Given text
Segment Open
There are two different types of muscle fibers: fast-twitch muscle fibers, which are used for fast, powerful contractions and slow-twitch muscle fibers, which are used for slow, long-lasting contractions
The sliding filament model states that the thick and thin filaments slide past each other so that their degree of overlap increases. This is dependent on the interaction between the actin and myosin molecules that make up the thin and thick filaments
http://www.bgsu.edu/departments/chem/midden/chem308/MCO_Files/molecule.jpeg
Muscle cells contract when stimulated by a motor neuron.
In the first stage of muscle contraction, muscle contraction is stimulated by an action potential in a motor neuron that makes as synaptic connection with the muscle cell releases acetylcholine at the neuromuscular junction. This depolarizes the muscle cell and triggers the action potential.
In the second stage of muscle contraction, the action potential spreads along T tubules (transverse tubules); changes the permeability of the sarcoplasmic reticulum to calcium ions, and the newly released calcium ions bind to troponin and cause it to move, exposing the myosin sites on the actin; the muscle contracts.
http://www.octc.kctcs.edu/GCaplan/anat/images/Image331.gif

The End


Review Questions:
1. All of the following are involved in the contraction of muscle cells EXCEPT:
a) actin
b) cAMP
c) mysoin
d) tropomyosin
e) troponin

2. Muscle cells are stimulated by neurotransmitters released from the tips of
A) T tubules
B) motor cell axons
C) motor cell dendrites
D) sensory cell dendrites
E) sensory cell axons

3. Which of the following does not form part of the thin filaments of a muscle cell?
a) tropomyosin
b) calcium-binding site
c) troponin
d) myosin
e) actin

Answers:
1. b
2. b
3. d

Don't forget that the chapter 49 and 50 take home quiz is due on Friday!

We only have two weeks left until the AP Exam so it's time to start reviewing. . . Remember, about 25% of the exam will be on Molecular and Cellular Biology (Chemistry of Life, Cells, Cellular Energy), about 25% will be on Genetics and Evolution (Heredity, Molecular Genetics, Evolutionary Biology) and about 50% will be on Organisms and Populations (Structure and Function of Plants and Animals, Ecology, Taxonomy of Organisms).

Friday, April 24, 2009

CHAPTER 50: Sensory and Motor Mechanisms

Hello AP Bio, These are yesterdays (Thursdays) notes. It's not a lot we kinda ran through them pretty fast. Mrs. Lyon will go more into depth today.
Segment Closed
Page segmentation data
Segment Open
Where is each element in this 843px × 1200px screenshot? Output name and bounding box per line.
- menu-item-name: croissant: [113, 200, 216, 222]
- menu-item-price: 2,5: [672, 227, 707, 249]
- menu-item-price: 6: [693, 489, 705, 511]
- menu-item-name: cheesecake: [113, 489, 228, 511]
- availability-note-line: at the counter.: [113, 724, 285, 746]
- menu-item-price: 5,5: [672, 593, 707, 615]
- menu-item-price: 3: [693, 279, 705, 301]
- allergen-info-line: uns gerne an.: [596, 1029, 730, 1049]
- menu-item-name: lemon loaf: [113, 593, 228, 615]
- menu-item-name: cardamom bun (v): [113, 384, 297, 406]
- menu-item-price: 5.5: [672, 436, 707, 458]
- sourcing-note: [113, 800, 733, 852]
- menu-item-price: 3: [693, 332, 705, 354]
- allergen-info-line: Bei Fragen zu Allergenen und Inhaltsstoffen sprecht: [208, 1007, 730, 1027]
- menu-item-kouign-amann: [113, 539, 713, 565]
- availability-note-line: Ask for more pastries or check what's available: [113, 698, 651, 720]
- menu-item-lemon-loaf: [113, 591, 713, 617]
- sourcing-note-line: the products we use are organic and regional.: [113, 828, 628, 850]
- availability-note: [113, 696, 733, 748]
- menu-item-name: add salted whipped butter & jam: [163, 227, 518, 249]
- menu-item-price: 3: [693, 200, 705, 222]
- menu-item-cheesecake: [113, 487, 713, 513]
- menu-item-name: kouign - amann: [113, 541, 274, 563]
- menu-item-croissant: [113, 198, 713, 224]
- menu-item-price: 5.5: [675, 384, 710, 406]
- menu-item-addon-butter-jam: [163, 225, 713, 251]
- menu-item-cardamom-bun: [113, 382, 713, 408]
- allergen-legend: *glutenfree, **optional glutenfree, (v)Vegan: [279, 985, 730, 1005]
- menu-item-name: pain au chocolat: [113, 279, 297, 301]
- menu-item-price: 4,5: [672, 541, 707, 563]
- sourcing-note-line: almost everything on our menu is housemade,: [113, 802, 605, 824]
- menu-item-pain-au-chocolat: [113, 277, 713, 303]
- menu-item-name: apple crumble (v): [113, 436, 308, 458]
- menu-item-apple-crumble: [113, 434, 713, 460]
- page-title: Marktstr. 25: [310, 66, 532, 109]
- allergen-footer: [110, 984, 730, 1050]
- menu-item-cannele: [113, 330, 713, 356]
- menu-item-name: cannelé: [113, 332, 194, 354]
Segment Closed
Actions to take
**a.** Repeat the part of the muscle contraction notes starting with "In the second" and going on through "the muscle contracts.".
**b.** Sum up the muscle contraction notes in three sentences.

Answers provided
**a.**
In the second stage of muscle contraction, the action potential spreads along T tubules (transverse tubules); changes the permeability of the sarcoplasmic reticulum to calcium ions, and the newly released calcium ions bind to troponin and cause it to move, exposing the myosin sites on the actin; the muscle contracts.

**b.** There are fast-twitch and slow-twitch muscle fibers, and the sliding filament model holds that thick and thin filaments slide past each other through the interaction of actin and myosin. A motor neuron releases acetylcholine at the neuromuscular junction to trigger an action potential. That action potential spreads along the T tubules and changes the sarcoplasmic reticulum's permeability to calcium ions, which bind to troponin and expose the myosin sites on the actin so the muscle contracts.